— begin PROVIDED PASSAGE —

- Origin: Brighton, England
- Genres: Folk
- Years active: 2014–present
- Labels: GFM Records
- Members: Laura Ward, Adam Ronchetti

= Hickory Signals =

English folk music duo

Hickory Signals are a Brighton-based folk duo consisting of Laura Ward and Adam Ronchetti. Aside from their work as a duo, they are both full-time members of Brighton folk collective Bird in the Belly.

==History==
===Noise of the Waters EP===

In late 2016 the Hickory Signals independently released their second EP, titled Noise of the Waters. The title of the EP and the lyrics for the lead single were taken from the poem of the same name by James Joyce, and was chosen by the duo as it mirrored their experiences of living on a house boat. The EP was produced by Ian Carter from Stick in the Wheel.

— end PROVIDED PASSAGE —
— begin RECORDED DATA —

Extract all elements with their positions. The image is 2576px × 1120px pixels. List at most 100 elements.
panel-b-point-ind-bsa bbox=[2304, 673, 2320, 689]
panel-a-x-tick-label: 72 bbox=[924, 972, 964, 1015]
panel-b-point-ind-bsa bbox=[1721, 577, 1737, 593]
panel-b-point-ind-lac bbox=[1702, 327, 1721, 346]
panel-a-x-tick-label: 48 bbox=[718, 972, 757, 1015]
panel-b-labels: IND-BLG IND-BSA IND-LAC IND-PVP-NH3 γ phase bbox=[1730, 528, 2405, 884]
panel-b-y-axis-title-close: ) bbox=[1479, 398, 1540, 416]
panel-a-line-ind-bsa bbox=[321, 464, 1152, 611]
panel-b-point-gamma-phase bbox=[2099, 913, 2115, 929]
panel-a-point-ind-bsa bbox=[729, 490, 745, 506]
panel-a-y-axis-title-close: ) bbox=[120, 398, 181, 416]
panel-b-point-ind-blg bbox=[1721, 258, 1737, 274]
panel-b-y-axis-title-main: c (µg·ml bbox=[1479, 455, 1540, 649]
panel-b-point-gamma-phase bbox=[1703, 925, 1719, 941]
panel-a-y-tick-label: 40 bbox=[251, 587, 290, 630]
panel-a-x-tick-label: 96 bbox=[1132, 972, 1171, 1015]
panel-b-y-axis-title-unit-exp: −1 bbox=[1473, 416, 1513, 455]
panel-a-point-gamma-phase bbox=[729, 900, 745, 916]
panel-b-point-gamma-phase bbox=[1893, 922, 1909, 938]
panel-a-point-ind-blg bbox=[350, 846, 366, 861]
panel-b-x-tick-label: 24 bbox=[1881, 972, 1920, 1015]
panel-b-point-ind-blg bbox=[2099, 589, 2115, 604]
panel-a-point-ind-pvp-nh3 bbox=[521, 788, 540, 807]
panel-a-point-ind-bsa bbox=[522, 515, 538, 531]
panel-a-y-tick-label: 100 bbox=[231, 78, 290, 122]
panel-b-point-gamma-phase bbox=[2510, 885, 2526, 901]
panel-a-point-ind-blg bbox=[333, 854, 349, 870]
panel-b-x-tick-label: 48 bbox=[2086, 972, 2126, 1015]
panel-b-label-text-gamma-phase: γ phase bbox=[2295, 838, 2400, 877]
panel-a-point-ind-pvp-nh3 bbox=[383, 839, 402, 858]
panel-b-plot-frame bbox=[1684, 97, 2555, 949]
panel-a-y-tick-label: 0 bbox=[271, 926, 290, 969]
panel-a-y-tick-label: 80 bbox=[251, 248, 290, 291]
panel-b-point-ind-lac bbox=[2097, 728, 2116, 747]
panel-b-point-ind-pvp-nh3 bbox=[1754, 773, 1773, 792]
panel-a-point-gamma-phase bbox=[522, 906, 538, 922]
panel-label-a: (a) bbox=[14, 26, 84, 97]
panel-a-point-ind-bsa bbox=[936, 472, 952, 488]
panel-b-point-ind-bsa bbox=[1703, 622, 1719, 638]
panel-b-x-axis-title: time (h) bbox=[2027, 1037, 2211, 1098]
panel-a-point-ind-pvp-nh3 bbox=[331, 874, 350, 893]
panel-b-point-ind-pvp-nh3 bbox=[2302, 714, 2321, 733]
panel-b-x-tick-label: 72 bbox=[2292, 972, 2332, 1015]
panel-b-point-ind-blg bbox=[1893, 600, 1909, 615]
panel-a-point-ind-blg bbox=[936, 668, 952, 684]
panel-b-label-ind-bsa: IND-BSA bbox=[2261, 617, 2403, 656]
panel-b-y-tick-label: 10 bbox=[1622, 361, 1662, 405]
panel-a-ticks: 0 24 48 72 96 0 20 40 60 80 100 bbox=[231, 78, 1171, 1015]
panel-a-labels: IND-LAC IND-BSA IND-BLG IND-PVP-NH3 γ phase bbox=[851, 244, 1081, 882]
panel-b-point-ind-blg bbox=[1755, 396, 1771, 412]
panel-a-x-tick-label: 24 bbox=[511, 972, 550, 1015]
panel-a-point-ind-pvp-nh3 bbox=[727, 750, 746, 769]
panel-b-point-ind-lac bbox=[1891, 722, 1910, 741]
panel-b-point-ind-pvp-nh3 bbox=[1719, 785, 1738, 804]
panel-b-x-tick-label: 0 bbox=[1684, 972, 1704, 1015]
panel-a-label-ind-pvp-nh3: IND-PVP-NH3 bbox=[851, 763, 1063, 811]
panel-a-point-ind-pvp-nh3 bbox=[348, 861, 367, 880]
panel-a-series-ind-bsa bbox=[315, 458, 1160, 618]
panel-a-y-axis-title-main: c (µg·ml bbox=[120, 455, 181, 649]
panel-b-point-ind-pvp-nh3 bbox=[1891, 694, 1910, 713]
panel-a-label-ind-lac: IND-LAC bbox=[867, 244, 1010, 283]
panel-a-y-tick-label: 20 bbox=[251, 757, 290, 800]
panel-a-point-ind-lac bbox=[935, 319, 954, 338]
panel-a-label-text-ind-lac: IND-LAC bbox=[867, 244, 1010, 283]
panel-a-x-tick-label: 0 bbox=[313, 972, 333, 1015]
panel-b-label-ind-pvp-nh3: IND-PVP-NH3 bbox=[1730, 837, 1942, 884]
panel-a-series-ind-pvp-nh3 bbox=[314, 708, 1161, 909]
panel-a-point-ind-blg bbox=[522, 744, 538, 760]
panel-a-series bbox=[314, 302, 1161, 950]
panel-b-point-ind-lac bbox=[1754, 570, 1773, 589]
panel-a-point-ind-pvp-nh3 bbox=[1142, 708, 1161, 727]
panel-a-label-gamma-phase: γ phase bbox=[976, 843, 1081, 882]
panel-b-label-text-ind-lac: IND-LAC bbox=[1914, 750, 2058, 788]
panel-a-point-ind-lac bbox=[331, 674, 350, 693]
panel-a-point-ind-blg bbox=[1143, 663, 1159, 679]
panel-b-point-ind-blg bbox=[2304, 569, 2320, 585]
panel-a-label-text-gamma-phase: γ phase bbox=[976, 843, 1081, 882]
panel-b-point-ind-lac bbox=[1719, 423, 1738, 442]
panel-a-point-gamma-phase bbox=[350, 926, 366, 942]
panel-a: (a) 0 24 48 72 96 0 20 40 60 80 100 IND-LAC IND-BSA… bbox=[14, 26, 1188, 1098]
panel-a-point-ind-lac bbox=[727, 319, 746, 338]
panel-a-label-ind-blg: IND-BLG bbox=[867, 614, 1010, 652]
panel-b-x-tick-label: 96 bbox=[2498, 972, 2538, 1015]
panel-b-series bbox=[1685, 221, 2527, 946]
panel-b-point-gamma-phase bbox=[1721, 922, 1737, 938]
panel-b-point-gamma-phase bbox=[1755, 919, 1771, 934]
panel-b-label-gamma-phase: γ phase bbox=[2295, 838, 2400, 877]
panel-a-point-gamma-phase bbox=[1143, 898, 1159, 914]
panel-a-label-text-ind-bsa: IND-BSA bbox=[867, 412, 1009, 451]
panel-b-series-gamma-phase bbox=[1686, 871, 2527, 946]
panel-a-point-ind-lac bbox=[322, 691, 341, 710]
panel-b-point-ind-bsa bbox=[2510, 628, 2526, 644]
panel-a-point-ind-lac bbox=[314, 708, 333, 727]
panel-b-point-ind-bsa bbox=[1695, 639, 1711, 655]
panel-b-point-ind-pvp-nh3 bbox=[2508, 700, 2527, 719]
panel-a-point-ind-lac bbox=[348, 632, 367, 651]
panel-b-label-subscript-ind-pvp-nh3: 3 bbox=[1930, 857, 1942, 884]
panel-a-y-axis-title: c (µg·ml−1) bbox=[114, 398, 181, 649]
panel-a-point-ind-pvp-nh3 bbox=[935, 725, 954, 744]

— end RECORDED DATA —
— begin RECORDED DATA —

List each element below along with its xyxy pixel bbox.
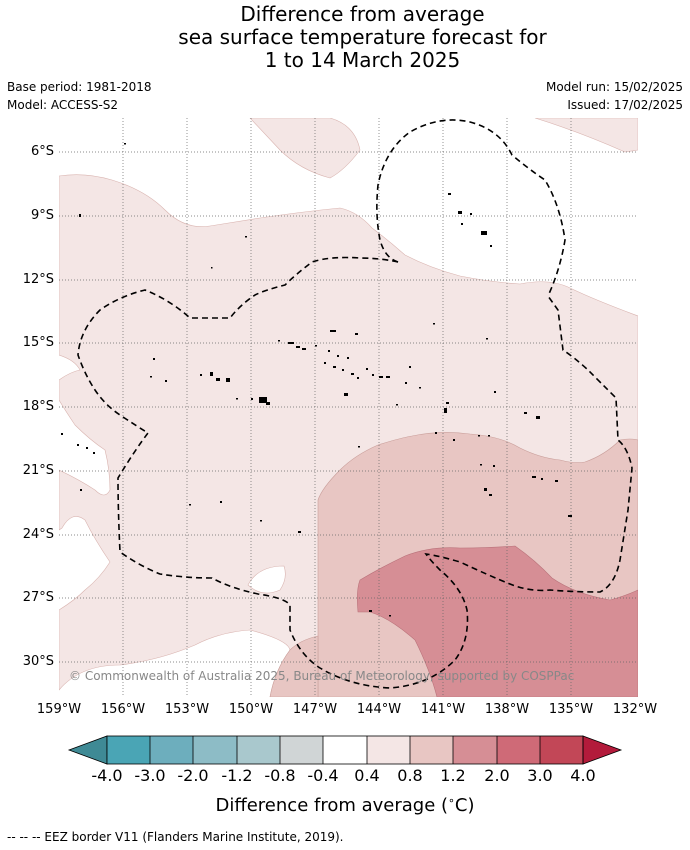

— end RECORDED DATA —

WORK INSTRUCTIONS
• a. Copy out the records from the line holding "Extract all elements" through the line holding "panel-a-point-gamma-phase bbox=[729, 900, 745, 916]", inclusive, with each line reproduced verbatim.
• b. Carry on the article about Hickory Signals from its last sentence, keeping to the same encyclopedic style.

THE ANSWERS
• a.
Extract all elements with their positions. The image is 2576px × 1120px pixels. List at most 100 elements.
panel-b-point-ind-bsa bbox=[2304, 673, 2320, 689]
panel-a-x-tick-label: 72 bbox=[924, 972, 964, 1015]
panel-b-point-ind-bsa bbox=[1721, 577, 1737, 593]
panel-b-point-ind-lac bbox=[1702, 327, 1721, 346]
panel-a-x-tick-label: 48 bbox=[718, 972, 757, 1015]
panel-b-labels: IND-BLG IND-BSA IND-LAC IND-PVP-NH3 γ phase bbox=[1730, 528, 2405, 884]
panel-b-y-axis-title-close: ) bbox=[1479, 398, 1540, 416]
panel-a-line-ind-bsa bbox=[321, 464, 1152, 611]
panel-b-point-gamma-phase bbox=[2099, 913, 2115, 929]
panel-a-point-ind-bsa bbox=[729, 490, 745, 506]
panel-a-y-axis-title-close: ) bbox=[120, 398, 181, 416]
panel-b-point-ind-blg bbox=[1721, 258, 1737, 274]
panel-b-y-axis-title-main: c (µg·ml bbox=[1479, 455, 1540, 649]
panel-b-point-gamma-phase bbox=[1703, 925, 1719, 941]
panel-a-y-tick-label: 40 bbox=[251, 587, 290, 630]
panel-a-x-tick-label: 96 bbox=[1132, 972, 1171, 1015]
panel-b-y-axis-title-unit-exp: −1 bbox=[1473, 416, 1513, 455]
panel-a-point-gamma-phase bbox=[729, 900, 745, 916]

• b.
===Turn to Fray===
In 2018, the band release their debut album entitled "Turn to Fray" through GFM Records. :The Guardian praised the album for its progressive approach to gender politics within the folk genre, and made it Folk Album of the Month

===With Bird in the Belly ===

In late 2016, folk musician Jinnwoo announced he was working with Hickory Signals in a new folk collective called Bird in the Belly. Bird in the Belly stated their objective as a band was to uncover forgotten or overlooked British songs, stories, and poems, and reintroduce them into the current folk music canon.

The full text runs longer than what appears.